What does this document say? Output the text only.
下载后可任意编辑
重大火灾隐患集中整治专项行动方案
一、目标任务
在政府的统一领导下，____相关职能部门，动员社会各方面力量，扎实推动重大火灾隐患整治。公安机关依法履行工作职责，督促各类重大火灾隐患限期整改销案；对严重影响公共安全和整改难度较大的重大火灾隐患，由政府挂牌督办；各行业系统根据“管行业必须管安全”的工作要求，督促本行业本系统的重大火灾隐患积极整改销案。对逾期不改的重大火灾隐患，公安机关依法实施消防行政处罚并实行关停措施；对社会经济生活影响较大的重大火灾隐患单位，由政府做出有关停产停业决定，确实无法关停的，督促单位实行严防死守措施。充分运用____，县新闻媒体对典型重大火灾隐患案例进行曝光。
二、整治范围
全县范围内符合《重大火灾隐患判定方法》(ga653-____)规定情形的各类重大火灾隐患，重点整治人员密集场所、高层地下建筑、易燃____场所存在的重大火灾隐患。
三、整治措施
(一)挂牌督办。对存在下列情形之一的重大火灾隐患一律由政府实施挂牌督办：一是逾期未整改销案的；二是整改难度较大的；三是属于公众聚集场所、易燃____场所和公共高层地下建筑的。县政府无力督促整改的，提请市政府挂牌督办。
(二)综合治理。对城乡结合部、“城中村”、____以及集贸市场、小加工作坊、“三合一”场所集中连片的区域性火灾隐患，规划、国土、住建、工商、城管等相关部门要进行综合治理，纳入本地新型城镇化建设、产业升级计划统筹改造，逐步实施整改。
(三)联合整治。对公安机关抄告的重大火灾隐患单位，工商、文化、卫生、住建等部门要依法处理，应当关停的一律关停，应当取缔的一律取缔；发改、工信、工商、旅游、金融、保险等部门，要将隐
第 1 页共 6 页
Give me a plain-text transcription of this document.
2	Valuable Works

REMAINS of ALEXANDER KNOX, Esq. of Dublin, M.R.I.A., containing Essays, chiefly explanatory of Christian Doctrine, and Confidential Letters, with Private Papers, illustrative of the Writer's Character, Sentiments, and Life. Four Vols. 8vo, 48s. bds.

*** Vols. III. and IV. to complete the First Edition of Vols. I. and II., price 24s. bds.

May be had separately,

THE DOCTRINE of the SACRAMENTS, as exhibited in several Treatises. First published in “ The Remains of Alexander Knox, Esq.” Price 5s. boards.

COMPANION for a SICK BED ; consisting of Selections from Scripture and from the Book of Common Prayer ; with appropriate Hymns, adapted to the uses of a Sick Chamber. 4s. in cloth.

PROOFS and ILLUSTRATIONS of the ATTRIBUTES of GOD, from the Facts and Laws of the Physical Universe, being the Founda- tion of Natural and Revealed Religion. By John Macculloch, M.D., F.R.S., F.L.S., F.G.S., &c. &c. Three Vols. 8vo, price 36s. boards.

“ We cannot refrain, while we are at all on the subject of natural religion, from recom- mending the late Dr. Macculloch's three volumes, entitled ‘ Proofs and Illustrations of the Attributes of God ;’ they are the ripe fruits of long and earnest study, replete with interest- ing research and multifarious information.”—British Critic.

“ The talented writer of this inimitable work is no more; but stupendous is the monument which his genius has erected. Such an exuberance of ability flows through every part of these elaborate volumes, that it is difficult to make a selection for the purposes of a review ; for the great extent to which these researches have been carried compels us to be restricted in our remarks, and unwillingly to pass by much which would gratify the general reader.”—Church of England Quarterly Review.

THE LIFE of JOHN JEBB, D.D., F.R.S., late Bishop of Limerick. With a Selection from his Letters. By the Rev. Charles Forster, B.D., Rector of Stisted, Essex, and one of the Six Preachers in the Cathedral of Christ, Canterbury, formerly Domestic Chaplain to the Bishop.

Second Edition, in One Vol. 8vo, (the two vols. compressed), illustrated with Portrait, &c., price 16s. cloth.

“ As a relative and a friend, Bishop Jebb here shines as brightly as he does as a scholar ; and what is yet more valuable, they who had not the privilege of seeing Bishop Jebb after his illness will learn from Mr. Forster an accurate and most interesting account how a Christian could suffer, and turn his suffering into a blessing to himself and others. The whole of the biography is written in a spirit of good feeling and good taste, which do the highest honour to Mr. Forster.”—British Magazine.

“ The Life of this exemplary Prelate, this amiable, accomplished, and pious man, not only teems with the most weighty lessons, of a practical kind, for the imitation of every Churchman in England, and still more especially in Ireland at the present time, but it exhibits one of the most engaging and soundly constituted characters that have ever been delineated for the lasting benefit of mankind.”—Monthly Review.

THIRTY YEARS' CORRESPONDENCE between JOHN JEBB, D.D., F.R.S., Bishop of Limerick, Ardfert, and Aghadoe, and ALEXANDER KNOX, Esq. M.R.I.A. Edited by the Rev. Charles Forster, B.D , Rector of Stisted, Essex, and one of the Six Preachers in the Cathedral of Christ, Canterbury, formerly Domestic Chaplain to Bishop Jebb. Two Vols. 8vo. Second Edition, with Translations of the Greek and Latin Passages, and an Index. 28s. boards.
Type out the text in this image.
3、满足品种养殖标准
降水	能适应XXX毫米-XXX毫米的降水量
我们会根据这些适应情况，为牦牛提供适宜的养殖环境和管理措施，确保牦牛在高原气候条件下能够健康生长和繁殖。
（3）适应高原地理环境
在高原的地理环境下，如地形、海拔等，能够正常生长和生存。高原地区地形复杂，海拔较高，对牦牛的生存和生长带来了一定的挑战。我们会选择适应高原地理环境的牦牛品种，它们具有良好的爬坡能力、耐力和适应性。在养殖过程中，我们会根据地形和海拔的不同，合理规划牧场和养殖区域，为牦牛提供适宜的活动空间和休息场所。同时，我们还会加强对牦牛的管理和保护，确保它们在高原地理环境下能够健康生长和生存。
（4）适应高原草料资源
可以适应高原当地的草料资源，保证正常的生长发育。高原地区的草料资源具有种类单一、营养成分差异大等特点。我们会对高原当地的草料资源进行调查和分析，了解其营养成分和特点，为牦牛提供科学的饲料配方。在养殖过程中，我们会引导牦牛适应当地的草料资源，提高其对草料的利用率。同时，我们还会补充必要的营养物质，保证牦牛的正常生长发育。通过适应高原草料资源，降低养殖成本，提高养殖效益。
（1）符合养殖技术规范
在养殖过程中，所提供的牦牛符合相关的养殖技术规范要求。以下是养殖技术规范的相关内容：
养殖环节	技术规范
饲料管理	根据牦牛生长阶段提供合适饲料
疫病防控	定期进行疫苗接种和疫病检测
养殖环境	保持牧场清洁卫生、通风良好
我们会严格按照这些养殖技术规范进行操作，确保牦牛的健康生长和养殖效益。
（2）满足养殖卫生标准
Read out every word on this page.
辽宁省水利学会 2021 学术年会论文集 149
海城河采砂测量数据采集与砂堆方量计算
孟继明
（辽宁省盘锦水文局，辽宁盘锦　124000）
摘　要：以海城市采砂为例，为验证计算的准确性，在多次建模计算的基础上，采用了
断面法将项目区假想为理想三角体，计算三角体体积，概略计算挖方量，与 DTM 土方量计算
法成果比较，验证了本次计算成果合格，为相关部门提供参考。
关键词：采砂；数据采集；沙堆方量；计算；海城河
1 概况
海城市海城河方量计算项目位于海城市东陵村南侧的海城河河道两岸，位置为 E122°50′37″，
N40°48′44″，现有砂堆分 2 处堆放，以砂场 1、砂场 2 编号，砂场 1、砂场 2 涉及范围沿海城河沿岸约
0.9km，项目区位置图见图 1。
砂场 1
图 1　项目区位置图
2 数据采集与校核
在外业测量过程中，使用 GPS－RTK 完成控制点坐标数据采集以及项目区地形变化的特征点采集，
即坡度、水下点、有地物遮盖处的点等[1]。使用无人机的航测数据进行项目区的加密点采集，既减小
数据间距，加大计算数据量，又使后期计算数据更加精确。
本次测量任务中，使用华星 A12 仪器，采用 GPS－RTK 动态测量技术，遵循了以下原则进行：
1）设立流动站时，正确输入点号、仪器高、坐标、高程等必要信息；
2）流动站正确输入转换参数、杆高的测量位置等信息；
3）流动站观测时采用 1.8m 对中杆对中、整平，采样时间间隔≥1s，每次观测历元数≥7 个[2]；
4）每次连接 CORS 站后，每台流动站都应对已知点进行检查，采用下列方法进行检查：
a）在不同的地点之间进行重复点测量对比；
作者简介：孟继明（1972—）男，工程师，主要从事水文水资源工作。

......

AIM
Go through the records and gather the lines that hold "document".

RESULT
What does this document say? Output the text only.
Give me a plain-text transcription of this document.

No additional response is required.